§ **Problem requirements**: Reproduce each line bearing the word "grande".

§ **Material**:
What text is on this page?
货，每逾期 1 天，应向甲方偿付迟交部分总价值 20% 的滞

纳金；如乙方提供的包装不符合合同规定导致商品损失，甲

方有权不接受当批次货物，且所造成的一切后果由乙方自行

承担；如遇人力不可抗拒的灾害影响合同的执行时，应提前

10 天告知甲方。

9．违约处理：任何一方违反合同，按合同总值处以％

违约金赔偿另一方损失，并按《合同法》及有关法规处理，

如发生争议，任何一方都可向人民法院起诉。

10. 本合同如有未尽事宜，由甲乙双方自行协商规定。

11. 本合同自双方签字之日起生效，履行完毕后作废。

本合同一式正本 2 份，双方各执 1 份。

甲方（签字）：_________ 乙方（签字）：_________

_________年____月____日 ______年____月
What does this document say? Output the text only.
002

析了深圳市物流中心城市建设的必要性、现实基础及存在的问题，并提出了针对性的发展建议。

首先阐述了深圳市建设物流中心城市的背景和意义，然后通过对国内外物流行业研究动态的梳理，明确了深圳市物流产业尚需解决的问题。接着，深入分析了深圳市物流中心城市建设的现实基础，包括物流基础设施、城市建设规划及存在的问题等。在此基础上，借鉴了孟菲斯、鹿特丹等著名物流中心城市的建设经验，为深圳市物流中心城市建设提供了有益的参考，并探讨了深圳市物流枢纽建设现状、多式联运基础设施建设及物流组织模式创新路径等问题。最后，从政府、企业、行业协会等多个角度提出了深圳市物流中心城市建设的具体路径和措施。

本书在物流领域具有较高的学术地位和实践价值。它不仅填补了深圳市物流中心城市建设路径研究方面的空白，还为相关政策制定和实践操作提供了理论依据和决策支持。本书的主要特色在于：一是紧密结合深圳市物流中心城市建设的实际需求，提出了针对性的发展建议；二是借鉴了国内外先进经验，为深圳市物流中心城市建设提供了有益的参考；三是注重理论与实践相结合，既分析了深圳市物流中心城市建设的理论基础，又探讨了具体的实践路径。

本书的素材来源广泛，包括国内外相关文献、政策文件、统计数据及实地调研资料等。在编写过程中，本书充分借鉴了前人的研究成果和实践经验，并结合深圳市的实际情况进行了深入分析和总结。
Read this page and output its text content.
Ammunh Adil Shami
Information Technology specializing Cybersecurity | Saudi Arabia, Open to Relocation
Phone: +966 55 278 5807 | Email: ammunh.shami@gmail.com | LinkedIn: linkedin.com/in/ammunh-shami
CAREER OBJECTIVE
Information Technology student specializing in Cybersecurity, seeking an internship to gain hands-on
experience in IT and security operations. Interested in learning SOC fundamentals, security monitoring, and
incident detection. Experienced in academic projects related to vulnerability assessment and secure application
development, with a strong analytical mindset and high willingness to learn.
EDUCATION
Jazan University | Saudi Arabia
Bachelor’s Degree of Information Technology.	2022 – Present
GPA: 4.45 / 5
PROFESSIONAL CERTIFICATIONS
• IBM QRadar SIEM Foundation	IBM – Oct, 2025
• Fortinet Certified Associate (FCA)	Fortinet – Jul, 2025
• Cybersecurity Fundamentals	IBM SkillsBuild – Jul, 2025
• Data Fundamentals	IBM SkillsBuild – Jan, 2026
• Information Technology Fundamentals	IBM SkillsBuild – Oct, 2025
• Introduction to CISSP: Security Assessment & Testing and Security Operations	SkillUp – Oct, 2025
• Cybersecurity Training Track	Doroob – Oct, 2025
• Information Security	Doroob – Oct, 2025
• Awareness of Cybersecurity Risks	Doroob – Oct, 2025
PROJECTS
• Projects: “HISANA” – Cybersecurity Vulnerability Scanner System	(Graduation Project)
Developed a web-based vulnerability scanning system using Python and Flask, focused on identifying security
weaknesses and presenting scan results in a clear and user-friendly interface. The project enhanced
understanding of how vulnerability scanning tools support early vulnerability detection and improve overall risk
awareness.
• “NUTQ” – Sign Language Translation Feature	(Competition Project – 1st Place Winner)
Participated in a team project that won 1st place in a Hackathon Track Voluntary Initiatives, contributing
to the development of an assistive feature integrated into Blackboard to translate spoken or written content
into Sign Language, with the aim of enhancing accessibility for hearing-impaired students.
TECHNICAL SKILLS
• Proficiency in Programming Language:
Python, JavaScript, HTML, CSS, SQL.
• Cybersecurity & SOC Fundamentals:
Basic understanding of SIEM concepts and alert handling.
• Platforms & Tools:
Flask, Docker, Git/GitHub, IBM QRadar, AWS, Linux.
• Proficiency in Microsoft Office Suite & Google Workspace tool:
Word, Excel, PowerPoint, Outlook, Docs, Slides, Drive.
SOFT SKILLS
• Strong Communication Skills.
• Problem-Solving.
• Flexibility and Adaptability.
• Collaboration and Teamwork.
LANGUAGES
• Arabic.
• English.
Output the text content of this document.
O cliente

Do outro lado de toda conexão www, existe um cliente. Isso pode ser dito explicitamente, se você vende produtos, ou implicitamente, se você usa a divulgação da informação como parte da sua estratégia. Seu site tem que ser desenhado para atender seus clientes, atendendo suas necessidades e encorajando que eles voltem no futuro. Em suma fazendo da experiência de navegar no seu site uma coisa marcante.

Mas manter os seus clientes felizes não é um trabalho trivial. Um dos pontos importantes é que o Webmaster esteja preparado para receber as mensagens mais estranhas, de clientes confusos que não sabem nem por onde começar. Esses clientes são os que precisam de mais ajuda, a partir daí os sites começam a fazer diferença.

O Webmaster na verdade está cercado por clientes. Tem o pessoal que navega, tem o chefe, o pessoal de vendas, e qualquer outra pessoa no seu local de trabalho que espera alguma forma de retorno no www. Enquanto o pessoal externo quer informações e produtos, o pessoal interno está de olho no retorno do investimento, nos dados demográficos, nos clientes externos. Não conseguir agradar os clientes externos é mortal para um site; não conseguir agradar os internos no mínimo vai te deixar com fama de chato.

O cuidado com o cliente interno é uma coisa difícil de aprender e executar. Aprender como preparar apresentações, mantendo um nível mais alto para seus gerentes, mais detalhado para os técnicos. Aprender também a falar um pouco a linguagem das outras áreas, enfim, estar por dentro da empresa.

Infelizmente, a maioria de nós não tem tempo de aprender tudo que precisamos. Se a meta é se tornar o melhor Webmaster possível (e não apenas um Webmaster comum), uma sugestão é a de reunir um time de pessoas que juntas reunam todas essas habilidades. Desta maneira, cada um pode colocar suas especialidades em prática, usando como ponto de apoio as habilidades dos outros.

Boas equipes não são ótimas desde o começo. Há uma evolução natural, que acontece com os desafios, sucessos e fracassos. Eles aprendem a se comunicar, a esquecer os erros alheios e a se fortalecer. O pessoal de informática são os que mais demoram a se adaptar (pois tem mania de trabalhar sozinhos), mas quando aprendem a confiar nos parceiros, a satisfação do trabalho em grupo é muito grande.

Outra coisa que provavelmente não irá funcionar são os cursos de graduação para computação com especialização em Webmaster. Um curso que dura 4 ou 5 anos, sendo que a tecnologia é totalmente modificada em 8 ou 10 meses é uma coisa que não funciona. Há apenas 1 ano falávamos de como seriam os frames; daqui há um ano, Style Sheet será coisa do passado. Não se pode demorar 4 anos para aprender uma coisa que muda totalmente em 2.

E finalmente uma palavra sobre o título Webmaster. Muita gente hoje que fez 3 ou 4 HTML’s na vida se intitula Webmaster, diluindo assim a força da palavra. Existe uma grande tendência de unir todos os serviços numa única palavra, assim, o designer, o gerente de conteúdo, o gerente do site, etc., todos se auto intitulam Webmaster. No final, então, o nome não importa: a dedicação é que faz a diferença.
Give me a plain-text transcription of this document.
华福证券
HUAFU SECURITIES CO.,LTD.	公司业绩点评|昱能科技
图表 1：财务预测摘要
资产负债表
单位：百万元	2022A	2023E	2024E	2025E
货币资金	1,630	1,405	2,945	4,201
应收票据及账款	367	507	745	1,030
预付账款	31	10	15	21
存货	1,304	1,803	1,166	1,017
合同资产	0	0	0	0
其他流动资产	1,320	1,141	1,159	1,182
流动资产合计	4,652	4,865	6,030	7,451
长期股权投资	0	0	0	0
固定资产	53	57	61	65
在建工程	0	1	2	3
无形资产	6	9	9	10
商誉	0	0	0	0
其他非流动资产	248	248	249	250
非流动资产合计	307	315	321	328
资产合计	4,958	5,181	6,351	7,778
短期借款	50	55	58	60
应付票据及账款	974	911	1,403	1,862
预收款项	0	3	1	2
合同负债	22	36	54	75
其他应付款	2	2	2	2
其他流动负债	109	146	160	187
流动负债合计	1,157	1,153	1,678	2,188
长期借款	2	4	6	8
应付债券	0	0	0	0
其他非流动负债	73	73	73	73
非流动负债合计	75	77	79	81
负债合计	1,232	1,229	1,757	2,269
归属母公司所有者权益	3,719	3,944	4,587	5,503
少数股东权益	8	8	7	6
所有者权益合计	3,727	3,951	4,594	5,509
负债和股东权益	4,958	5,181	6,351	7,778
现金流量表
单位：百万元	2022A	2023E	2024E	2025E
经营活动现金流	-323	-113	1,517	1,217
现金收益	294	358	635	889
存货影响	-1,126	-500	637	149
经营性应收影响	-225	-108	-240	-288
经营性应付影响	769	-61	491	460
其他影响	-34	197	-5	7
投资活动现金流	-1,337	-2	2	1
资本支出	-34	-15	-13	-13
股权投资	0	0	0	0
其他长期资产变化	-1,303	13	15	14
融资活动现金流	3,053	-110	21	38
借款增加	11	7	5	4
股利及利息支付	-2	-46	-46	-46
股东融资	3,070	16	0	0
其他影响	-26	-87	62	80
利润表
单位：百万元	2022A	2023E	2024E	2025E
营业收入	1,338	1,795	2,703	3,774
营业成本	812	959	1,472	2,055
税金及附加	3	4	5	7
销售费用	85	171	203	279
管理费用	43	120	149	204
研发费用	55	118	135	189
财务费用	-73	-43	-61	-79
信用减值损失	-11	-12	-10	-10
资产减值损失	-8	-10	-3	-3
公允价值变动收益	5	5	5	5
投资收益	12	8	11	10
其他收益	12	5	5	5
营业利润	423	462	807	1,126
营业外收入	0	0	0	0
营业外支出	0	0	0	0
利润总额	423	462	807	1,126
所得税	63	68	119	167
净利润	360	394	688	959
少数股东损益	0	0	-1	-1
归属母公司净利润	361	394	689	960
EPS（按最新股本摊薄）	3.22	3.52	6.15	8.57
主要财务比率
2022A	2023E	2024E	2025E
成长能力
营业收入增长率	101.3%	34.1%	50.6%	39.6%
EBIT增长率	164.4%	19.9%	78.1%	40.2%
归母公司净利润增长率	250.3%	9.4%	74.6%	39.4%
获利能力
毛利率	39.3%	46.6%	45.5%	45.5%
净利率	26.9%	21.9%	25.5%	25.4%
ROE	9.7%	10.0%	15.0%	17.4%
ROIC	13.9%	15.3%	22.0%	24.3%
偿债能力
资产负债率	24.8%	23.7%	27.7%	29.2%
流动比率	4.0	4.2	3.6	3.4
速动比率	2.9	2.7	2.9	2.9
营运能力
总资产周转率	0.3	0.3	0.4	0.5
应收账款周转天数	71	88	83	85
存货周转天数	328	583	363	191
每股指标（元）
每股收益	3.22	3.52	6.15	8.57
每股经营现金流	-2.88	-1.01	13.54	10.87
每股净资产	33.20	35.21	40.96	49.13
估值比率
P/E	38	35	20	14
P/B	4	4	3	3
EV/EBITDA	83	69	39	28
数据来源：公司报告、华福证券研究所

§ **Response to this task**:
Boas equipes não são ótimas desde o começo. Há uma evolução natural, que acontece com os desafios, sucessos e fracassos. Eles aprendem a se comunicar, a esquecer os erros alheios e a se fortalecer. O pessoal de informática são os que mais demoram a se adaptar (pois tem mania de trabalhar sozinhos), mas quando aprendem a confiar nos parceiros, a satisfação do trabalho em grupo é muito grande.
E finalmente uma palavra sobre o título Webmaster. Muita gente hoje que fez 3 ou 4 HTML’s na vida se intitula Webmaster, diluindo assim a força da palavra. Existe uma grande tendência de unir todos os serviços numa única palavra, assim, o designer, o gerente de conteúdo, o gerente do site, etc., todos se auto intitulam Webmaster. No final, então, o nome não importa: a dedicação é que faz a diferença.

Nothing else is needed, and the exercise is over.